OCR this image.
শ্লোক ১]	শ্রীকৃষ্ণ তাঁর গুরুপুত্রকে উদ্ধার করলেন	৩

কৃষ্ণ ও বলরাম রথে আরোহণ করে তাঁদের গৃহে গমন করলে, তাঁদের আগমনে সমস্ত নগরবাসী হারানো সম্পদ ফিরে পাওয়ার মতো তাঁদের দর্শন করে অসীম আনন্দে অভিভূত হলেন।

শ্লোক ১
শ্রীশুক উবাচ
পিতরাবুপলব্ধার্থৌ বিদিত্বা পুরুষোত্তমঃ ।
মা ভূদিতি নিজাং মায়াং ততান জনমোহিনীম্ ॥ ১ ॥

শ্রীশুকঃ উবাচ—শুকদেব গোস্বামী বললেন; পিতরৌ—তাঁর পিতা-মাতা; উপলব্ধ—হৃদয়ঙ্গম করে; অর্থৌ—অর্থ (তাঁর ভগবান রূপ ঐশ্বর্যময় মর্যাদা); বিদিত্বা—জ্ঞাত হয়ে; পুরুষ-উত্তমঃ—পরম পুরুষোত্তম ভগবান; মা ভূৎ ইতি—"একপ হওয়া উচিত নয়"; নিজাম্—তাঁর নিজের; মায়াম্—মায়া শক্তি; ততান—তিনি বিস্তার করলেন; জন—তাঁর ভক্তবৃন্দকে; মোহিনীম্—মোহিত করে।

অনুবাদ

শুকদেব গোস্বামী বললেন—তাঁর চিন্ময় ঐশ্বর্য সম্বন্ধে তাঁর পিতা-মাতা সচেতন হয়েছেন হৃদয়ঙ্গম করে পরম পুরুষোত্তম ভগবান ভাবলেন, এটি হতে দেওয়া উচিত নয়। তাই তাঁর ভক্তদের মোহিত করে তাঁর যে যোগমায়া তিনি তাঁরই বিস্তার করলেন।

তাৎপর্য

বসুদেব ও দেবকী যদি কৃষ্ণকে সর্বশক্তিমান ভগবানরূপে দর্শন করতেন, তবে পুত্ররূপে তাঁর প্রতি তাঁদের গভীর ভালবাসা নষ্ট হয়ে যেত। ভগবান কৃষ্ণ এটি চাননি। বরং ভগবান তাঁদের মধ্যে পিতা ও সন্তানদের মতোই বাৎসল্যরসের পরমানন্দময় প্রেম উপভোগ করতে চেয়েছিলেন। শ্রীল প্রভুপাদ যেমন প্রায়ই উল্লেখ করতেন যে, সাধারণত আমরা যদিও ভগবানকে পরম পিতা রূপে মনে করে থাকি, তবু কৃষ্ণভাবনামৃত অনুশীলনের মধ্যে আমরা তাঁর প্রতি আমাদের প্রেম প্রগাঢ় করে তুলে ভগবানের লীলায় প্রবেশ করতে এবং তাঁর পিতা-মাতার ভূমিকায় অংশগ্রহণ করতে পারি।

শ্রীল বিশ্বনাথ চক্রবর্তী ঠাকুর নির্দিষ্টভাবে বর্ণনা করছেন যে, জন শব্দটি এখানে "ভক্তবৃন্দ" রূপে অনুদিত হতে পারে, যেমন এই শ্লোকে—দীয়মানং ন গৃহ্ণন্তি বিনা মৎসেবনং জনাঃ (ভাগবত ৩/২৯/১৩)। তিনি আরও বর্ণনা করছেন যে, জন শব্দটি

What is required:
Extract, word for word, each line of the listing above.

Output of the task:
OCR this image.
শ্লোক ১]	শ্রীকৃষ্ণ তাঁর গুরুপুত্রকে উদ্ধার করলেন	৩

কৃষ্ণ ও বলরাম রথে আরোহণ করে তাঁদের গৃহে গমন করলে, তাঁদের আগমনে সমস্ত নগরবাসী হারানো সম্পদ ফিরে পাওয়ার মতো তাঁদের দর্শন করে অসীম আনন্দে অভিভূত হলেন।

শ্লোক ১
শ্রীশুক উবাচ
পিতরাবুপলব্ধার্থৌ বিদিত্বা পুরুষোত্তমঃ ।
মা ভূদিতি নিজাং মায়াং ততান জনমোহিনীম্ ॥ ১ ॥

শ্রীশুকঃ উবাচ—শুকদেব গোস্বামী বললেন; পিতরৌ—তাঁর পিতা-মাতা; উপলব্ধ—হৃদয়ঙ্গম করে; অর্থৌ—অর্থ (তাঁর ভগবান রূপ ঐশ্বর্যময় মর্যাদা); বিদিত্বা—জ্ঞাত হয়ে; পুরুষ-উত্তমঃ—পরম পুরুষোত্তম ভগবান; মা ভূৎ ইতি—"একপ হওয়া উচিত নয়"; নিজাম্—তাঁর নিজের; মায়াম্—মায়া শক্তি; ততান—তিনি বিস্তার করলেন; জন—তাঁর ভক্তবৃন্দকে; মোহিনীম্—মোহিত করে।

অনুবাদ

শুকদেব গোস্বামী বললেন—তাঁর চিন্ময় ঐশ্বর্য সম্বন্ধে তাঁর পিতা-মাতা সচেতন হয়েছেন হৃদয়ঙ্গম করে পরম পুরুষোত্তম ভগবান ভাবলেন, এটি হতে দেওয়া উচিত নয়। তাই তাঁর ভক্তদের মোহিত করে তাঁর যে যোগমায়া তিনি তাঁরই বিস্তার করলেন।

তাৎপর্য

বসুদেব ও দেবকী যদি কৃষ্ণকে সর্বশক্তিমান ভগবানরূপে দর্শন করতেন, তবে পুত্ররূপে তাঁর প্রতি তাঁদের গভীর ভালবাসা নষ্ট হয়ে যেত। ভগবান কৃষ্ণ এটি চাননি। বরং ভগবান তাঁদের মধ্যে পিতা ও সন্তানদের মতোই বাৎসল্যরসের পরমানন্দময় প্রেম উপভোগ করতে চেয়েছিলেন। শ্রীল প্রভুপাদ যেমন প্রায়ই উল্লেখ করতেন যে, সাধারণত আমরা যদিও ভগবানকে পরম পিতা রূপে মনে করে থাকি, তবু কৃষ্ণভাবনামৃত অনুশীলনের মধ্যে আমরা তাঁর প্রতি আমাদের প্রেম প্রগাঢ় করে তুলে ভগবানের লীলায় প্রবেশ করতে এবং তাঁর পিতা-মাতার ভূমিকায় অংশগ্রহণ করতে পারি।

শ্রীল বিশ্বনাথ চক্রবর্তী ঠাকুর নির্দিষ্টভাবে বর্ণনা করছেন যে, জন শব্দটি এখানে "ভক্তবৃন্দ" রূপে অনুদিত হতে পারে, যেমন এই শ্লোকে—দীয়মানং ন গৃহ্ণন্তি বিনা মৎসেবনং জনাঃ (ভাগবত ৩/২৯/১৩)। তিনি আরও বর্ণনা করছেন যে, জন শব্দটি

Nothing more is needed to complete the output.